### PASSAGE FOR REVIEW
********************

Several P. falciparum proteins are known to contain arrays of tandem repeats. Early attempts to find suitable vaccine targets, carried out by screening-expression libraries with antibodies, led to the identification of these immunodominant epitopes. These were subsequently recognized to be of little help in vaccine development, most probably contributing to a smoke-screen strategy enacted by the parasite (Kemp et al. 1987; Reeder and Brown 1996), and to be subject to rapid and concerted diversification (Enea et al. 1986; Arnot et al. 1988; Frontali and Pizzi 1991).

The recent availability of complete sequences for two P. falciparum chromosomes (Gardner et al. 1998; Bowman et al. 1999) revealed that, besides those containing tandemly repetitive patterns, a vast majority of the predicted proteins bear one or more low-complexity regions several hundred amino acids long. This is also the case for many of the sequenced genes cloned from P. falciparum and from other plasmodial species. There, however, are notable exceptions. These concern, for example, structural proteins, such as histones, actin, and ribosomal proteins, which probably cannot afford nonglobular appendices.

No protein-processing mechanism that might remove the nonglobular domains has ever been reported in Plasmodium. When the size of the actual product was determined by Western blot, it was found to be compatible with the size of the predicted gene product. This was the case, for example, with the γ-GCS protein characterized by Birago et al. (1999).

The exceptional abundance of low-complexity regions in plasmodial proteins raises intriguing questions as to their origin and maintenance and the kind of constraint acting on their evolutionary behavior. A comparative study was possible in the case of γ-GCS from P. falciparum and P. berghei (Pizzi and Frontali 2000), both of which exhibit low-complexity insertions absent in homologs from other organisms (Birago et al. 1999). The highly hydrophilic central portions of these insertions were shown (Pizzi and Frontali 2000) to be particularly subject to interspecific diversification events (both point mutations and differential presence of entire tracts). Among different P. falciparum strains, diversification events involved only the copy number (1–9 copies) of a tandemly repetitive octapeptide (Luersen et al. 1998; Birago et al. 1999).

Similar insertions, specific to Plasmodium and absent in homologous proteins from other genera, can be detected in the limited number of cases in which multiple alignment is possible. We show here that the low-complexity regions identified by the SEG algorithm often correspond to such insertions. The correspondence improves when only those low-complexity segments that exhibit a prevalently hydrophilic character are considered. These represent the vast majority of the SEG-identified regions, including—but far more numerous than—the tandemly repetitive portions typical of many plasmodial proteins. Indeed, only ∼10% of the SEG-identified regions are prevalently hydrophobic and presumably belong to more conserved, nonexposed protein portions (e.g., transmembrane domains). We, thus, assumed as a working hypothesis that, in Plasmodium, hydrophilic low-complexity segments correspond to species-specific, rapidly diverging regions, most probably forming nonglobular domains.

********************

### ACTIONS TO TAKE
1) Copy out the stretch from "The exceptional abundance" through "1998; Birago et al. 1999)." in the passage on low-complexity regions in Plasmodium proteins, editing it so that "inserts" replaces "insertions".
2) According to the passage on low-complexity regions in Plasmodium proteins, what share of the SEG-identified regions are prevalently hydrophobic?

(Collected data entries)
********************

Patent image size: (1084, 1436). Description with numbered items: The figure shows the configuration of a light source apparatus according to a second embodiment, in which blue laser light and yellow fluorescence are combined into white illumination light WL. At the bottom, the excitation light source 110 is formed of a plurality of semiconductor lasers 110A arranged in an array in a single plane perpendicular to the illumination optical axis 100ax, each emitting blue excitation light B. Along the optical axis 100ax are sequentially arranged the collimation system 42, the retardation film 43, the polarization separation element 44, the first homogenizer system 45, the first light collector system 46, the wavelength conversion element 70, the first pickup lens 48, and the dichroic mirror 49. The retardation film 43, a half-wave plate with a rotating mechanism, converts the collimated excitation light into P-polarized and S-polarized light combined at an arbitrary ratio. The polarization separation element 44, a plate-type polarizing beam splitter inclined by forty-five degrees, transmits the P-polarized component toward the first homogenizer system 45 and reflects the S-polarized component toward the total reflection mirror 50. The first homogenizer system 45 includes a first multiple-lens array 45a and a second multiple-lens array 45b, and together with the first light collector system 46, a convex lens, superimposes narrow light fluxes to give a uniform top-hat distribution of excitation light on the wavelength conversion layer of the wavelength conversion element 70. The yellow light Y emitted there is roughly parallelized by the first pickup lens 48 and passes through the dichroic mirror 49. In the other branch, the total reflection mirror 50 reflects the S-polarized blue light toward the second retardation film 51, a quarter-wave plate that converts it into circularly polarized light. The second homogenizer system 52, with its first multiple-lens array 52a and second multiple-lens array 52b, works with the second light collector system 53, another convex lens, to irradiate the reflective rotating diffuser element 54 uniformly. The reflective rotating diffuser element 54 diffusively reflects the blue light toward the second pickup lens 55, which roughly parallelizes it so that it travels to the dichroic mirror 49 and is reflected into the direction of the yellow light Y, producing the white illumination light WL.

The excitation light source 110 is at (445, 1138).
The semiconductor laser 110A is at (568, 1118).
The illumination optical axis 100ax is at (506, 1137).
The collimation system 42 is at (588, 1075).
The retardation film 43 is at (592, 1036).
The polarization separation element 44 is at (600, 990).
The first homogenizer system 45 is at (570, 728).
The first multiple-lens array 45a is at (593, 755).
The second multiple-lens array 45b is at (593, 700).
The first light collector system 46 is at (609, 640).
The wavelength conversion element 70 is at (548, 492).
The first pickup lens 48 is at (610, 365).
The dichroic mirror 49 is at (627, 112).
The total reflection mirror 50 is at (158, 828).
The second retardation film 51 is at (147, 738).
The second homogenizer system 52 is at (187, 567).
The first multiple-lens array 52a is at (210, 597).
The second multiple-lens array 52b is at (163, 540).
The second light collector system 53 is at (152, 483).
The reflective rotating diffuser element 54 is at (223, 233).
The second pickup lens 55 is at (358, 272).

********************

### SOLUTIONS
1)
The exceptional abundance of low-complexity regions in plasmodial proteins raises intriguing questions as to their origin and maintenance and the kind of constraint acting on their evolutionary behavior. A comparative study was possible in the case of γ-GCS from P. falciparum and P. berghei (Pizzi and Frontali 2000), both of which exhibit low-complexity inserts absent in homologs from other organisms (Birago et al. 1999). The highly hydrophilic central portions of these inserts were shown (Pizzi and Frontali 2000) to be particularly subject to interspecific diversification events (both point mutations and differential presence of entire tracts). Among different P. falciparum strains, diversification events involved only the copy number (1–9 copies) of a tandemly repetitive octapeptide (Luersen et al. 1998; Birago et al. 1999).

2) About 10% of them.